*PROVIDED INFORMATION*.

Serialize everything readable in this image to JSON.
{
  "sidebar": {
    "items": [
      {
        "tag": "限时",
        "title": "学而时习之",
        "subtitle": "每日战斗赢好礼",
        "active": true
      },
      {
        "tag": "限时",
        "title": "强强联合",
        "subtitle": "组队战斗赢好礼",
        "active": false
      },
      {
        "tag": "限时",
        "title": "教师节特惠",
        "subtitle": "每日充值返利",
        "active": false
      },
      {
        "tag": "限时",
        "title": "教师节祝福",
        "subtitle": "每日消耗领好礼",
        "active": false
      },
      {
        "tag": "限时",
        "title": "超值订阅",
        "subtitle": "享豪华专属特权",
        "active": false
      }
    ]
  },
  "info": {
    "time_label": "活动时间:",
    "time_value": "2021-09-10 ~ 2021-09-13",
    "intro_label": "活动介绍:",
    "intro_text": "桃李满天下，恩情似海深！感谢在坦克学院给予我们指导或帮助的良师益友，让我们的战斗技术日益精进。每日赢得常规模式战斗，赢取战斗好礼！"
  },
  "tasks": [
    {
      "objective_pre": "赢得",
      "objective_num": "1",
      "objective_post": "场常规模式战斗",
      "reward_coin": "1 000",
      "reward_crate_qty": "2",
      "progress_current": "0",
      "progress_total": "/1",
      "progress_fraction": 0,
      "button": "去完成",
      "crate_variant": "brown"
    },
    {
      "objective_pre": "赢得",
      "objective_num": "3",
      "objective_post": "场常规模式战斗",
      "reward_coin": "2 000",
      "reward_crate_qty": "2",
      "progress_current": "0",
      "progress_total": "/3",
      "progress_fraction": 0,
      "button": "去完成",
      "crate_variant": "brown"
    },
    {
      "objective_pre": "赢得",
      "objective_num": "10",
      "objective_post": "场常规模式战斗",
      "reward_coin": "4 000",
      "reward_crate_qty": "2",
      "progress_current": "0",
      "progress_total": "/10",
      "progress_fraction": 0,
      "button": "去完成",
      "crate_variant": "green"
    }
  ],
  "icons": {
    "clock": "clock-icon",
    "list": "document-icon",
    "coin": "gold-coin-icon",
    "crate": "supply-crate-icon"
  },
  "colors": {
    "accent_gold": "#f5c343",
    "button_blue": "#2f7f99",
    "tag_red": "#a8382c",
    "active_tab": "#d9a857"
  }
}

*WHAT YOU SHOULD DO*. Word for word, write out the data.

*THE RESPONSE*.
Serialize everything readable in this image to JSON.
{
  "sidebar": {
    "items": [
      {
        "tag": "限时",
        "title": "学而时习之",
        "subtitle": "每日战斗赢好礼",
        "active": true
      },
      {
        "tag": "限时",
        "title": "强强联合",
        "subtitle": "组队战斗赢好礼",
        "active": false
      },
      {
        "tag": "限时",
        "title": "教师节特惠",
        "subtitle": "每日充值返利",
        "active": false
      },
      {
        "tag": "限时",
        "title": "教师节祝福",
        "subtitle": "每日消耗领好礼",
        "active": false
      },
      {
        "tag": "限时",
        "title": "超值订阅",
        "subtitle": "享豪华专属特权",
        "active": false
      }
    ]
  },
  "info": {
    "time_label": "活动时间:",
    "time_value": "2021-09-10 ~ 2021-09-13",
    "intro_label": "活动介绍:",
    "intro_text": "桃李满天下，恩情似海深！感谢在坦克学院给予我们指导或帮助的良师益友，让我们的战斗技术日益精进。每日赢得常规模式战斗，赢取战斗好礼！"
  },
  "tasks": [
    {
      "objective_pre": "赢得",
      "objective_num": "1",
      "objective_post": "场常规模式战斗",
      "reward_coin": "1 000",
      "reward_crate_qty": "2",
      "progress_current": "0",
      "progress_total": "/1",
      "progress_fraction": 0,
      "button": "去完成",
      "crate_variant": "brown"
    },
    {
      "objective_pre": "赢得",
      "objective_num": "3",
      "objective_post": "场常规模式战斗",
      "reward_coin": "2 000",
      "reward_crate_qty": "2",
      "progress_current": "0",
      "progress_total": "/3",
      "progress_fraction": 0,
      "button": "去完成",
      "crate_variant": "brown"
    },
    {
      "objective_pre": "赢得",
      "objective_num": "10",
      "objective_post": "场常规模式战斗",
      "reward_coin": "4 000",
      "reward_crate_qty": "2",
      "progress_current": "0",
      "progress_total": "/10",
      "progress_fraction": 0,
      "button": "去完成",
      "crate_variant": "green"
    }
  ],
  "icons": {
    "clock": "clock-icon",
    "list": "document-icon",
    "coin": "gold-coin-icon",
    "crate": "supply-crate-icon"
  },
  "colors": {
    "accent_gold": "#f5c343",
    "button_blue": "#2f7f99",
    "tag_red": "#a8382c",
    "active_tab": "#d9a857"
  }
}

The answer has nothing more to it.